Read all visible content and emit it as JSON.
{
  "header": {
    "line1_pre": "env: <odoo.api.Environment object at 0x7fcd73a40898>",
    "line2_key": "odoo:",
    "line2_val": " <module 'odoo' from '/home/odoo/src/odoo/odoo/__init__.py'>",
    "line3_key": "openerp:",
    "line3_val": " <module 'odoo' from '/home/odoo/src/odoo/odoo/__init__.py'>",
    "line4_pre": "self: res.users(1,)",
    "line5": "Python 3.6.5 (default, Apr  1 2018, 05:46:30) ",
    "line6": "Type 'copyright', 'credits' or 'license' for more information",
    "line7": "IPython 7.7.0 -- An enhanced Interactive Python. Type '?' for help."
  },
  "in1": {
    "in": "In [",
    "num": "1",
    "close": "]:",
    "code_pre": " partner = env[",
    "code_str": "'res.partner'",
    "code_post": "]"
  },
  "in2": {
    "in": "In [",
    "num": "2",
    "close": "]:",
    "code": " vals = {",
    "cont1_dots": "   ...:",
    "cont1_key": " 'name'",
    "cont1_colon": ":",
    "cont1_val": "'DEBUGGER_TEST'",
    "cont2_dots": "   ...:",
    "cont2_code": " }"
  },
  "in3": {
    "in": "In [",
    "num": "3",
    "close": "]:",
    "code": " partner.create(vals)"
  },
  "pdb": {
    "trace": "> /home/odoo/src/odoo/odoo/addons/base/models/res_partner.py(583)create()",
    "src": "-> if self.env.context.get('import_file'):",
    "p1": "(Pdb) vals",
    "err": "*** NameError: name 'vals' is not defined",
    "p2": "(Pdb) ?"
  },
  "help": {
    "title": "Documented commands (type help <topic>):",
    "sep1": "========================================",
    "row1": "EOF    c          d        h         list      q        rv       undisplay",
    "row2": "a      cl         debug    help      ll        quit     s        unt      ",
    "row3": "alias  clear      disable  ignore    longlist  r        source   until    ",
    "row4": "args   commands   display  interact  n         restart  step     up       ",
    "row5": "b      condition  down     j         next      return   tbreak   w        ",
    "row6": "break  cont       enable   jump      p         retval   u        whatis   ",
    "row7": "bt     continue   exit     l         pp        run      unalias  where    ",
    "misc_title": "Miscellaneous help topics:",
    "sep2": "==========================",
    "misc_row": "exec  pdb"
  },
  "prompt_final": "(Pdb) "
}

========

• What this task involves: Quote the whole listing above, leaving nothing out.

• Exercise result:
Read all visible content and emit it as JSON.
{
  "header": {
    "line1_pre": "env: <odoo.api.Environment object at 0x7fcd73a40898>",
    "line2_key": "odoo:",
    "line2_val": " <module 'odoo' from '/home/odoo/src/odoo/odoo/__init__.py'>",
    "line3_key": "openerp:",
    "line3_val": " <module 'odoo' from '/home/odoo/src/odoo/odoo/__init__.py'>",
    "line4_pre": "self: res.users(1,)",
    "line5": "Python 3.6.5 (default, Apr  1 2018, 05:46:30) ",
    "line6": "Type 'copyright', 'credits' or 'license' for more information",
    "line7": "IPython 7.7.0 -- An enhanced Interactive Python. Type '?' for help."
  },
  "in1": {
    "in": "In [",
    "num": "1",
    "close": "]:",
    "code_pre": " partner = env[",
    "code_str": "'res.partner'",
    "code_post": "]"
  },
  "in2": {
    "in": "In [",
    "num": "2",
    "close": "]:",
    "code": " vals = {",
    "cont1_dots": "   ...:",
    "cont1_key": " 'name'",
    "cont1_colon": ":",
    "cont1_val": "'DEBUGGER_TEST'",
    "cont2_dots": "   ...:",
    "cont2_code": " }"
  },
  "in3": {
    "in": "In [",
    "num": "3",
    "close": "]:",
    "code": " partner.create(vals)"
  },
  "pdb": {
    "trace": "> /home/odoo/src/odoo/odoo/addons/base/models/res_partner.py(583)create()",
    "src": "-> if self.env.context.get('import_file'):",
    "p1": "(Pdb) vals",
    "err": "*** NameError: name 'vals' is not defined",
    "p2": "(Pdb) ?"
  },
  "help": {
    "title": "Documented commands (type help <topic>):",
    "sep1": "========================================",
    "row1": "EOF    c          d        h         list      q        rv       undisplay",
    "row2": "a      cl         debug    help      ll        quit     s        unt      ",
    "row3": "alias  clear      disable  ignore    longlist  r        source   until    ",
    "row4": "args   commands   display  interact  n         restart  step     up       ",
    "row5": "b      condition  down     j         next      return   tbreak   w        ",
    "row6": "break  cont       enable   jump      p         retval   u        whatis   ",
    "row7": "bt     continue   exit     l         pp        run      unalias  where    ",
    "misc_title": "Miscellaneous help topics:",
    "sep2": "==========================",
    "misc_row": "exec  pdb"
  },
  "prompt_final": "(Pdb) "
}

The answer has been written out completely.